**DIRECTIONS:** Using the listing below, report all lines holding the word "profesionales".

===

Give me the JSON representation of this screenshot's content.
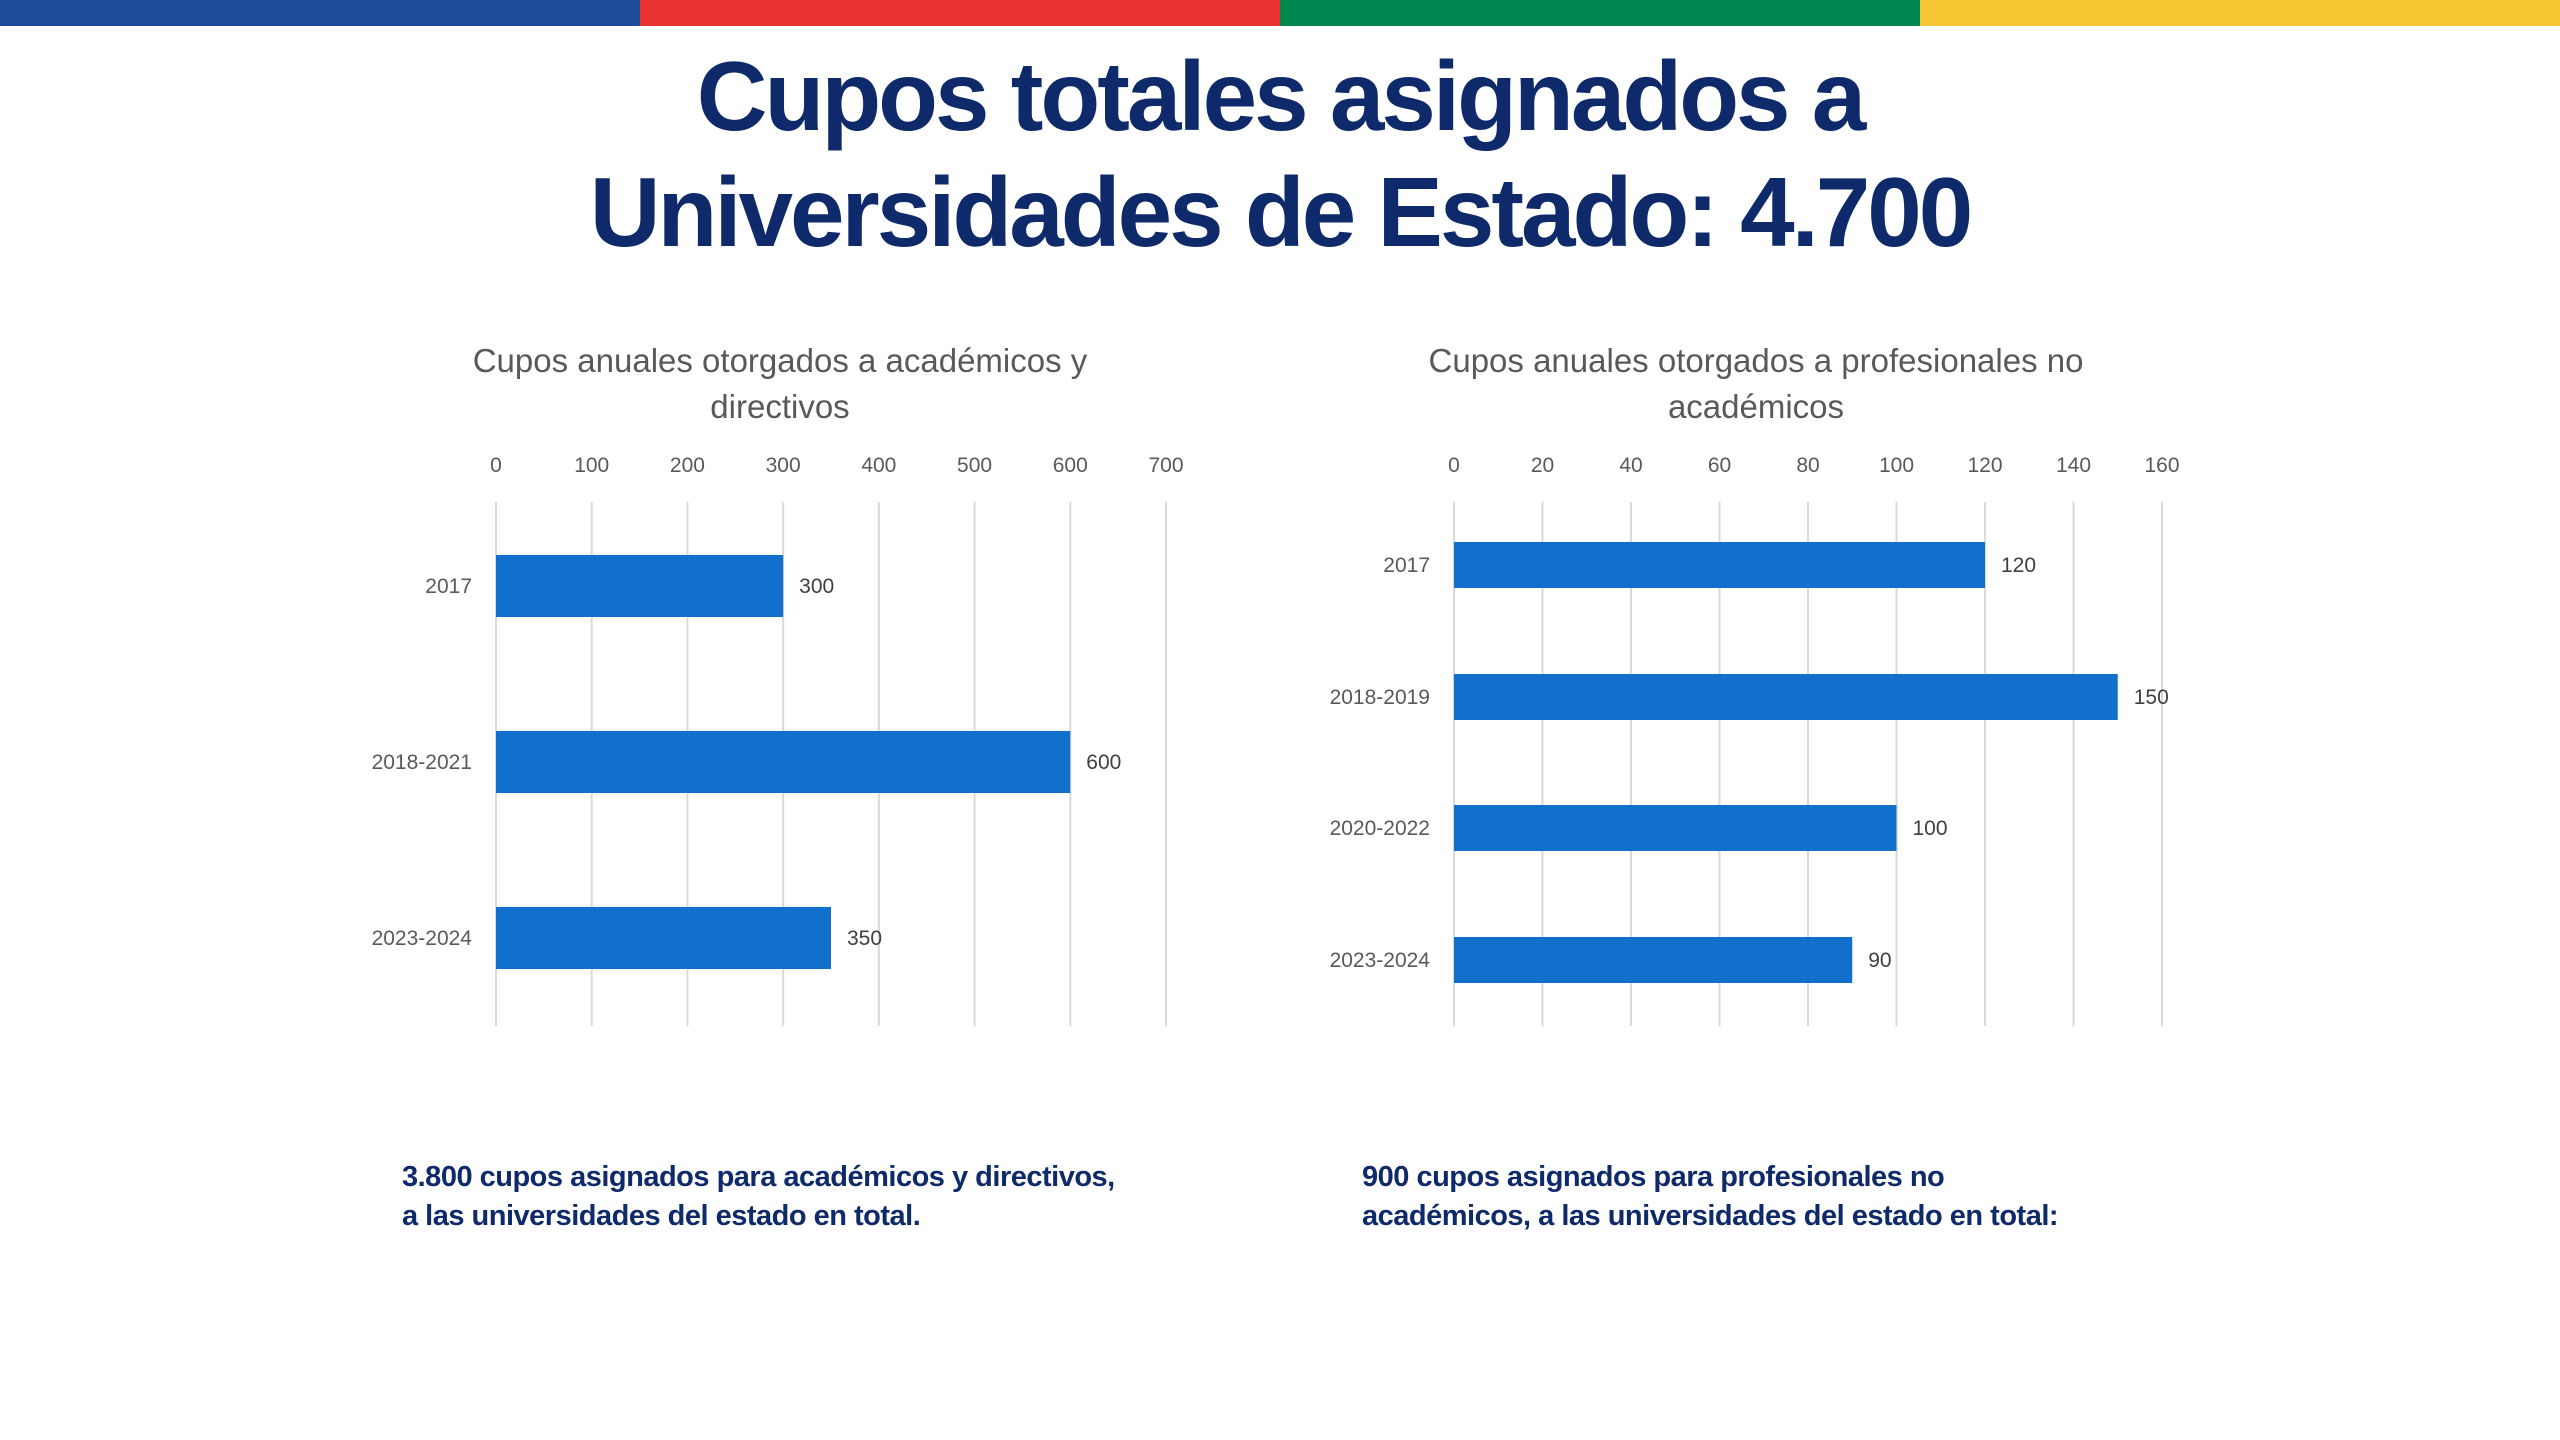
{
  "colors": {
    "band": [
      "#1e4b9b",
      "#e8322f",
      "#00874f",
      "#f6c532"
    ],
    "bar": "#1070cc",
    "title": "#0f2a6b"
  },
  "title": {
    "line1": "Cupos totales asignados a",
    "line2": "Universidades de Estado: 4.700"
  },
  "chart_data": [
    {
      "type": "bar",
      "orientation": "horizontal",
      "title_line1": "Cupos anuales otorgados a académicos y",
      "title_line2": "directivos",
      "categories": [
        "2017",
        "2018-2021",
        "2023-2024"
      ],
      "values": [
        300,
        600,
        350
      ],
      "xlim": [
        0,
        700
      ],
      "ticks": [
        0,
        100,
        200,
        300,
        400,
        500,
        600,
        700
      ],
      "grid": true,
      "axis_position": "top"
    },
    {
      "type": "bar",
      "orientation": "horizontal",
      "title_line1": "Cupos anuales otorgados a profesionales no",
      "title_line2": "académicos",
      "categories": [
        "2017",
        "2018-2019",
        "2020-2022",
        "2023-2024"
      ],
      "values": [
        120,
        150,
        100,
        90
      ],
      "xlim": [
        0,
        160
      ],
      "ticks": [
        0,
        20,
        40,
        60,
        80,
        100,
        120,
        140,
        160
      ],
      "grid": true,
      "axis_position": "top"
    }
  ],
  "summaries": {
    "left": {
      "line1": "3.800 cupos asignados para académicos y directivos,",
      "line2": "a las universidades del estado en total."
    },
    "right": {
      "line1": "900 cupos asignados para profesionales no",
      "line2": "académicos, a las universidades del estado en total:"
    }
  }
}
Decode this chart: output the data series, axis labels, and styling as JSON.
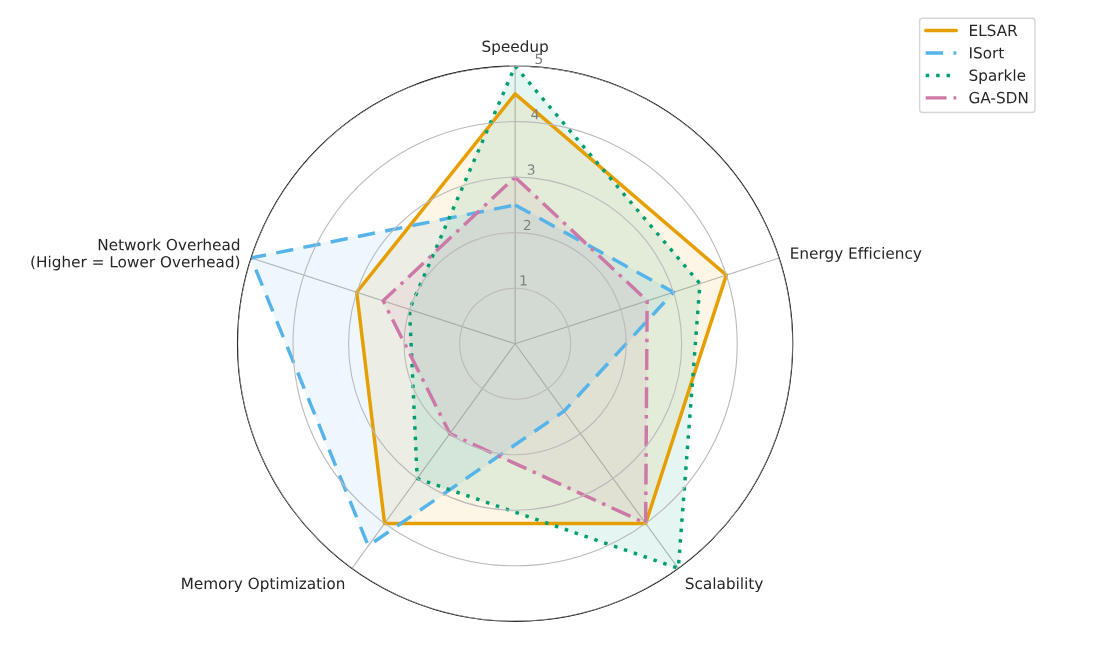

===

**ANSWER IN FULL:**
      "title_line1": "Cupos anuales otorgados a profesionales no",
      "line1": "900 cupos asignados para profesionales no",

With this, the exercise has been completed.